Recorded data
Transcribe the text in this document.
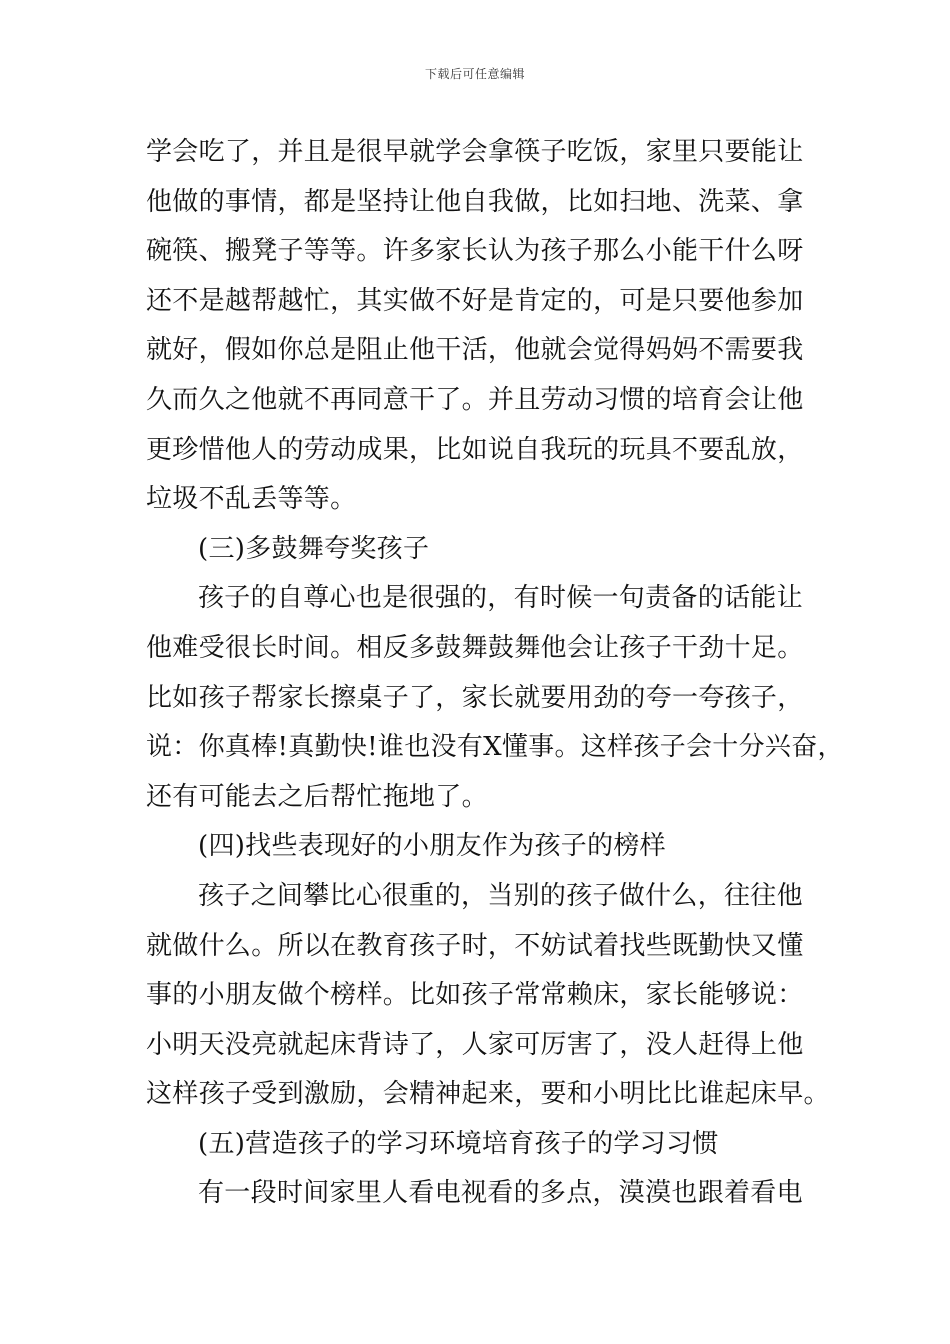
下载后可任意编辑
学会吃了，并且是很早就学会拿筷子吃饭，家里只要能让
他做的事情，都是坚持让他自我做，比如扫地、洗菜、拿
碗筷、搬凳子等等。许多家长认为孩子那么小能干什么呀
还不是越帮越忙，其实做不好是肯定的，可是只要他参加
就好，假如你总是阻止他干活，他就会觉得妈妈不需要我
久而久之他就不再同意干了。并且劳动习惯的培育会让他
更珍惜他人的劳动成果，比如说自我玩的玩具不要乱放，
垃圾不乱丢等等。
(三)多鼓舞夸奖孩子
孩子的自尊心也是很强的，有时候一句责备的话能让
他难受很长时间。相反多鼓舞鼓舞他会让孩子干劲十足。
比如孩子帮家长擦桌子了，家长就要用劲的夸一夸孩子，
说：你真棒!真勤快!谁也没有X懂事。这样孩子会十分兴奋，
还有可能去之后帮忙拖地了。
(四)找些表现好的小朋友作为孩子的榜样
孩子之间攀比心很重的，当别的孩子做什么，往往他
就做什么。所以在教育孩子时，不妨试着找些既勤快又懂
事的小朋友做个榜样。比如孩子常常赖床，家长能够说：
小明天没亮就起床背诗了，人家可厉害了，没人赶得上他
这样孩子受到激励，会精神起来，要和小明比比谁起床早。
(五)营造孩子的学习环境培育孩子的学习习惯
有一段时间家里人看电视看的多点，漠漠也跟着看电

- [Exercise directions]
Copy out every line of the material above exactly, skipping the pictures.

- [Worked solution]
Transcribe the text in this document.
下载后可任意编辑
学会吃了，并且是很早就学会拿筷子吃饭，家里只要能让
他做的事情，都是坚持让他自我做，比如扫地、洗菜、拿
碗筷、搬凳子等等。许多家长认为孩子那么小能干什么呀
还不是越帮越忙，其实做不好是肯定的，可是只要他参加
就好，假如你总是阻止他干活，他就会觉得妈妈不需要我
久而久之他就不再同意干了。并且劳动习惯的培育会让他
更珍惜他人的劳动成果，比如说自我玩的玩具不要乱放，
垃圾不乱丢等等。
(三)多鼓舞夸奖孩子
孩子的自尊心也是很强的，有时候一句责备的话能让
他难受很长时间。相反多鼓舞鼓舞他会让孩子干劲十足。
比如孩子帮家长擦桌子了，家长就要用劲的夸一夸孩子，
说：你真棒!真勤快!谁也没有X懂事。这样孩子会十分兴奋，
还有可能去之后帮忙拖地了。
(四)找些表现好的小朋友作为孩子的榜样
孩子之间攀比心很重的，当别的孩子做什么，往往他
就做什么。所以在教育孩子时，不妨试着找些既勤快又懂
事的小朋友做个榜样。比如孩子常常赖床，家长能够说：
小明天没亮就起床背诗了，人家可厉害了，没人赶得上他
这样孩子受到激励，会精神起来，要和小明比比谁起床早。
(五)营造孩子的学习环境培育孩子的学习习惯
有一段时间家里人看电视看的多点，漠漠也跟着看电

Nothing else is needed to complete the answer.